Short exercise — Faithfully return all lines, omitting every embedded picture.

(Dataset excerpts)
+-------+
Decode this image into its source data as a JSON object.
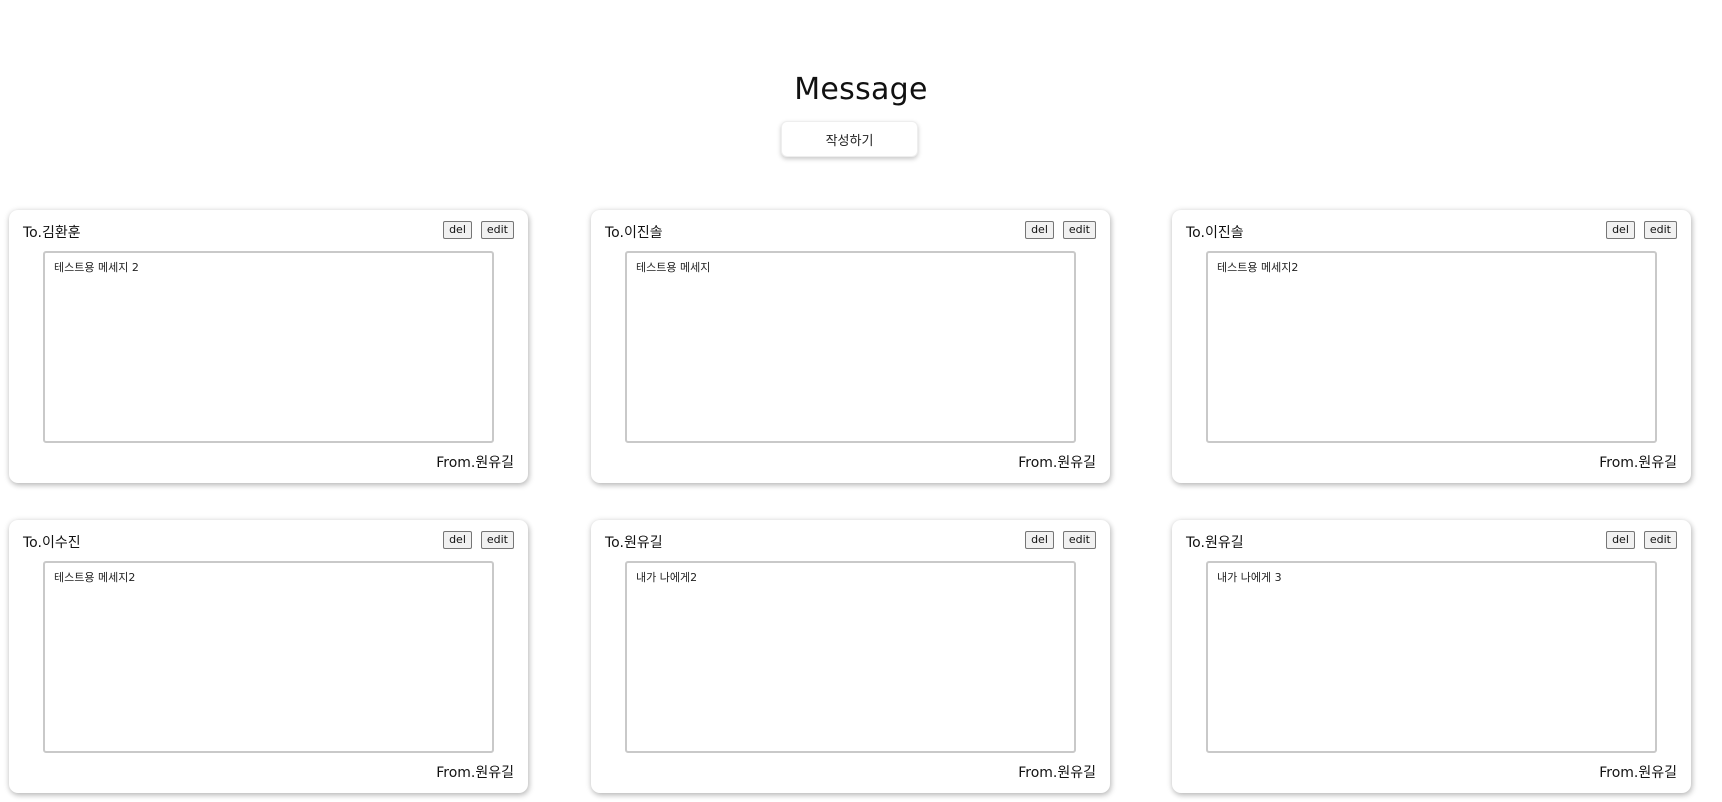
{
  "header": {
    "title": "Message",
    "compose_label": "작성하기"
  },
  "cards": [
    {
      "to": "To.김환훈",
      "del_label": "del",
      "edit_label": "edit",
      "body": "테스트용 메세지 2",
      "from": "From.원유길"
    },
    {
      "to": "To.이진솔",
      "del_label": "del",
      "edit_label": "edit",
      "body": "테스트용 메세지",
      "from": "From.원유길"
    },
    {
      "to": "To.이진솔",
      "del_label": "del",
      "edit_label": "edit",
      "body": "테스트용 메세지2",
      "from": "From.원유길"
    },
    {
      "to": "To.이수진",
      "del_label": "del",
      "edit_label": "edit",
      "body": "테스트용 메세지2",
      "from": "From.원유길"
    },
    {
      "to": "To.원유길",
      "del_label": "del",
      "edit_label": "edit",
      "body": "내가 나에게2",
      "from": "From.원유길"
    },
    {
      "to": "To.원유길",
      "del_label": "del",
      "edit_label": "edit",
      "body": "내가 나에게 3",
      "from": "From.원유길"
    }
  ]
}
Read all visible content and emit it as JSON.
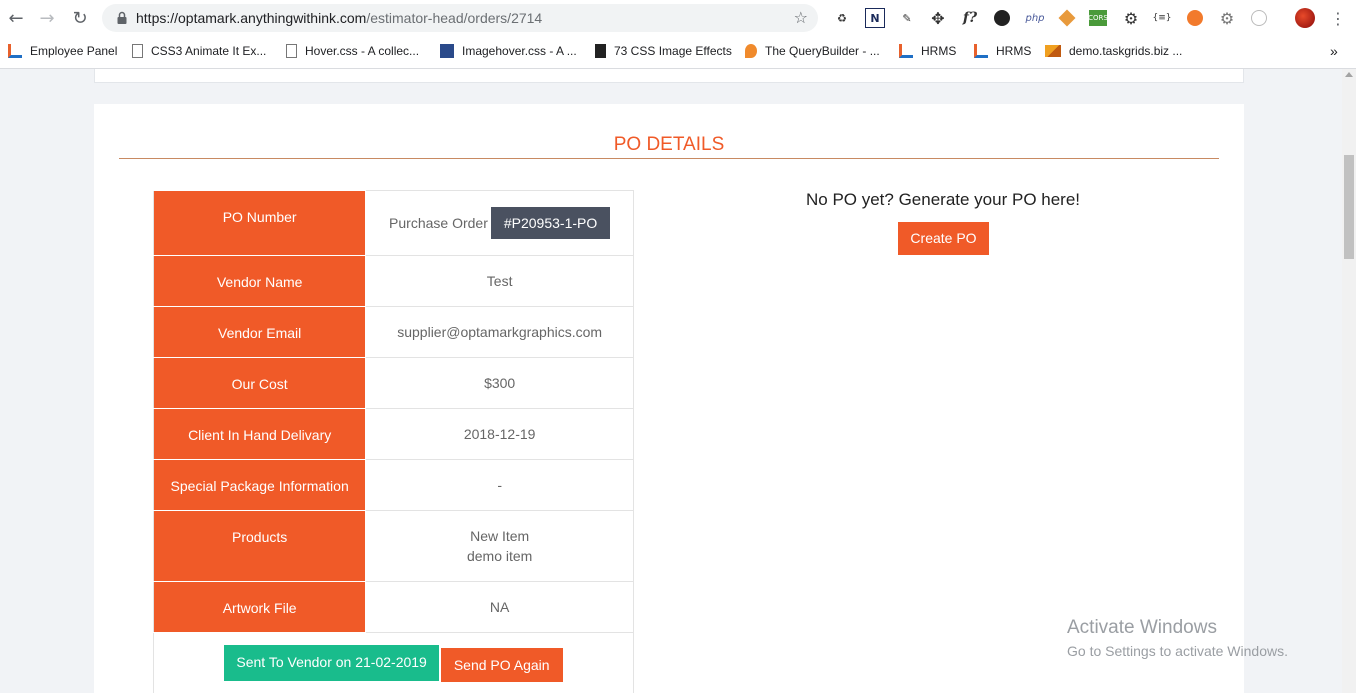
{
  "browser": {
    "url_host": "https://optamark.anythingwithink.com",
    "url_path": "/estimator-head/orders/2714",
    "bookmarks": [
      {
        "label": "Employee Panel"
      },
      {
        "label": "CSS3 Animate It Ex..."
      },
      {
        "label": "Hover.css - A collec..."
      },
      {
        "label": "Imagehover.css - A ..."
      },
      {
        "label": "73 CSS Image Effects"
      },
      {
        "label": "The QueryBuilder - ..."
      },
      {
        "label": "HRMS"
      },
      {
        "label": "HRMS"
      },
      {
        "label": "demo.taskgrids.biz ..."
      }
    ],
    "bookmarks_overflow": "»",
    "extensions": [
      "recycle-icon",
      "n-icon",
      "eyedropper-icon",
      "move-icon",
      "f?",
      "wordpress-icon",
      "php",
      "hammer-icon",
      "CORS",
      "gears-icon",
      "{≡}",
      "orange-circle-icon",
      "settings-icon",
      "clock-icon"
    ]
  },
  "section": {
    "title": "PO DETAILS"
  },
  "po_table": {
    "rows": [
      {
        "label": "PO Number",
        "value_prefix": "Purchase Order",
        "badge": "#P20953-1-PO"
      },
      {
        "label": "Vendor Name",
        "value": "Test"
      },
      {
        "label": "Vendor Email",
        "value": "supplier@optamarkgraphics.com"
      },
      {
        "label": "Our Cost",
        "value": "$300"
      },
      {
        "label": "Client In Hand Delivary",
        "value": "2018-12-19"
      },
      {
        "label": "Special Package Information",
        "value": "-"
      },
      {
        "label": "Products",
        "value_lines": [
          "New Item",
          "demo item"
        ]
      },
      {
        "label": "Artwork File",
        "value": "NA"
      }
    ],
    "sent_button": "Sent To Vendor on 21-02-2019",
    "send_again_button": "Send PO Again"
  },
  "generate": {
    "prompt": "No PO yet? Generate your PO here!",
    "button": "Create PO"
  },
  "watermark": {
    "line1": "Activate Windows",
    "line2": "Go to Settings to activate Windows."
  },
  "colors": {
    "accent": "#f05a28",
    "badge": "#4a5160",
    "success": "#19bc8c"
  }
}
+-------+
Response for this exercise —
Decode this image into its source data as a JSON object.
{
  "header": {
    "title": "Message",
    "compose_label": "작성하기"
  },
  "cards": [
    {
      "to": "To.김환훈",
      "del_label": "del",
      "edit_label": "edit",
      "body": "테스트용 메세지 2",
      "from": "From.원유길"
    },
    {
      "to": "To.이진솔",
      "del_label": "del",
      "edit_label": "edit",
      "body": "테스트용 메세지",
      "from": "From.원유길"
    },
    {
      "to": "To.이진솔",
      "del_label": "del",
      "edit_label": "edit",
      "body": "테스트용 메세지2",
      "from": "From.원유길"
    },
    {
      "to": "To.이수진",
      "del_label": "del",
      "edit_label": "edit",
      "body": "테스트용 메세지2",
      "from": "From.원유길"
    },
    {
      "to": "To.원유길",
      "del_label": "del",
      "edit_label": "edit",
      "body": "내가 나에게2",
      "from": "From.원유길"
    },
    {
      "to": "To.원유길",
      "del_label": "del",
      "edit_label": "edit",
      "body": "내가 나에게 3",
      "from": "From.원유길"
    }
  ]
}
Read all visible content and emit it as JSON.
{
  "browser": {
    "url_host": "https://optamark.anythingwithink.com",
    "url_path": "/estimator-head/orders/2714",
    "bookmarks": [
      {
        "label": "Employee Panel"
      },
      {
        "label": "CSS3 Animate It Ex..."
      },
      {
        "label": "Hover.css - A collec..."
      },
      {
        "label": "Imagehover.css - A ..."
      },
      {
        "label": "73 CSS Image Effects"
      },
      {
        "label": "The QueryBuilder - ..."
      },
      {
        "label": "HRMS"
      },
      {
        "label": "HRMS"
      },
      {
        "label": "demo.taskgrids.biz ..."
      }
    ],
    "bookmarks_overflow": "»",
    "extensions": [
      "recycle-icon",
      "n-icon",
      "eyedropper-icon",
      "move-icon",
      "f?",
      "wordpress-icon",
      "php",
      "hammer-icon",
      "CORS",
      "gears-icon",
      "{≡}",
      "orange-circle-icon",
      "settings-icon",
      "clock-icon"
    ]
  },
  "section": {
    "title": "PO DETAILS"
  },
  "po_table": {
    "rows": [
      {
        "label": "PO Number",
        "value_prefix": "Purchase Order",
        "badge": "#P20953-1-PO"
      },
      {
        "label": "Vendor Name",
        "value": "Test"
      },
      {
        "label": "Vendor Email",
        "value": "supplier@optamarkgraphics.com"
      },
      {
        "label": "Our Cost",
        "value": "$300"
      },
      {
        "label": "Client In Hand Delivary",
        "value": "2018-12-19"
      },
      {
        "label": "Special Package Information",
        "value": "-"
      },
      {
        "label": "Products",
        "value_lines": [
          "New Item",
          "demo item"
        ]
      },
      {
        "label": "Artwork File",
        "value": "NA"
      }
    ],
    "sent_button": "Sent To Vendor on 21-02-2019",
    "send_again_button": "Send PO Again"
  },
  "generate": {
    "prompt": "No PO yet? Generate your PO here!",
    "button": "Create PO"
  },
  "watermark": {
    "line1": "Activate Windows",
    "line2": "Go to Settings to activate Windows."
  },
  "colors": {
    "accent": "#f05a28",
    "badge": "#4a5160",
    "success": "#19bc8c"
  }
}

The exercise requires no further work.